[Data records]
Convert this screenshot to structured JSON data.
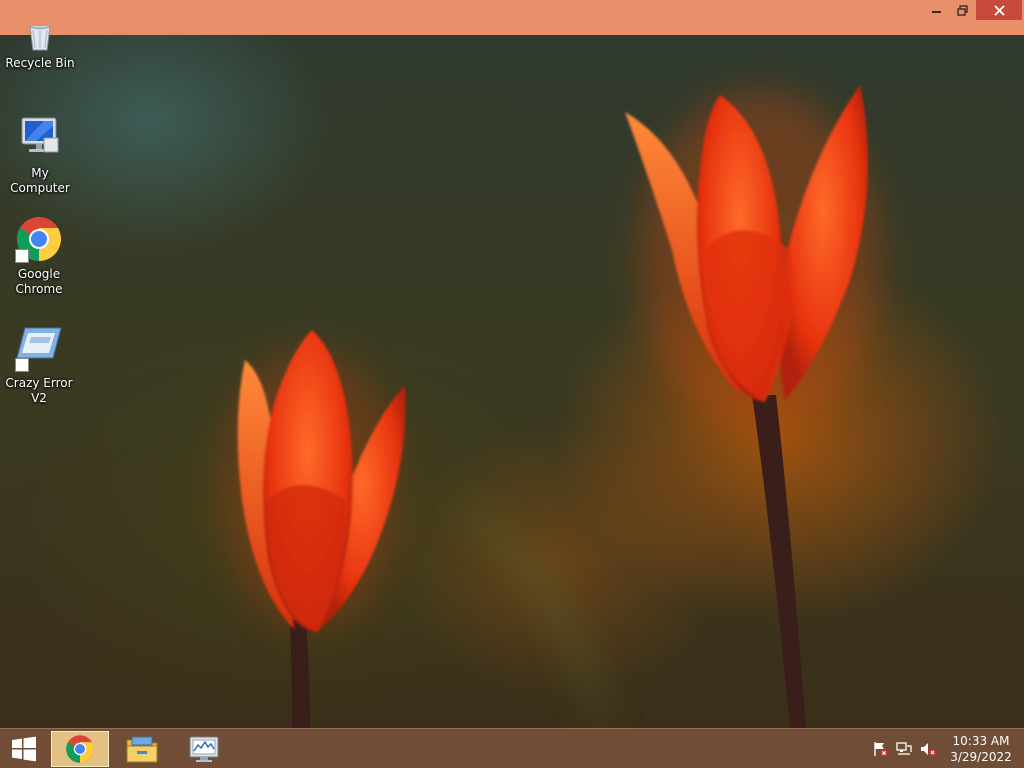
{
  "window": {
    "controls": {
      "minimize_icon": "minimize-icon",
      "maximize_icon": "restore-icon",
      "close_icon": "close-icon"
    },
    "titlebar_color": "#e9906a",
    "close_color": "#c74a3a"
  },
  "desktop": {
    "icons": [
      {
        "label": "Recycle Bin",
        "icon": "recycle-bin-icon"
      },
      {
        "label": "My Computer",
        "icon": "computer-icon"
      },
      {
        "label": "Google Chrome",
        "icon": "chrome-icon"
      },
      {
        "label": "Crazy Error V2",
        "icon": "app-window-icon"
      }
    ],
    "wallpaper": "red-tulips"
  },
  "taskbar": {
    "start_icon": "windows-logo-icon",
    "pinned": [
      {
        "name": "chrome",
        "icon": "chrome-icon",
        "active": true
      },
      {
        "name": "file-explorer",
        "icon": "folder-icon",
        "active": false
      },
      {
        "name": "performance-monitor",
        "icon": "perfmon-icon",
        "active": false
      }
    ],
    "tray": {
      "icons": [
        "action-center-flag-icon",
        "network-icon",
        "volume-muted-icon"
      ]
    },
    "clock": {
      "time": "10:33 AM",
      "date": "3/29/2022"
    }
  }
}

__What the task requires__
Leave the images out and output the remaining material exactly as it stands.

__The output__
Convert this screenshot to structured JSON data.
{
  "window": {
    "controls": {
      "minimize_icon": "minimize-icon",
      "maximize_icon": "restore-icon",
      "close_icon": "close-icon"
    },
    "titlebar_color": "#e9906a",
    "close_color": "#c74a3a"
  },
  "desktop": {
    "icons": [
      {
        "label": "Recycle Bin",
        "icon": "recycle-bin-icon"
      },
      {
        "label": "My Computer",
        "icon": "computer-icon"
      },
      {
        "label": "Google Chrome",
        "icon": "chrome-icon"
      },
      {
        "label": "Crazy Error V2",
        "icon": "app-window-icon"
      }
    ],
    "wallpaper": "red-tulips"
  },
  "taskbar": {
    "start_icon": "windows-logo-icon",
    "pinned": [
      {
        "name": "chrome",
        "icon": "chrome-icon",
        "active": true
      },
      {
        "name": "file-explorer",
        "icon": "folder-icon",
        "active": false
      },
      {
        "name": "performance-monitor",
        "icon": "perfmon-icon",
        "active": false
      }
    ],
    "tray": {
      "icons": [
        "action-center-flag-icon",
        "network-icon",
        "volume-muted-icon"
      ]
    },
    "clock": {
      "time": "10:33 AM",
      "date": "3/29/2022"
    }
  }
}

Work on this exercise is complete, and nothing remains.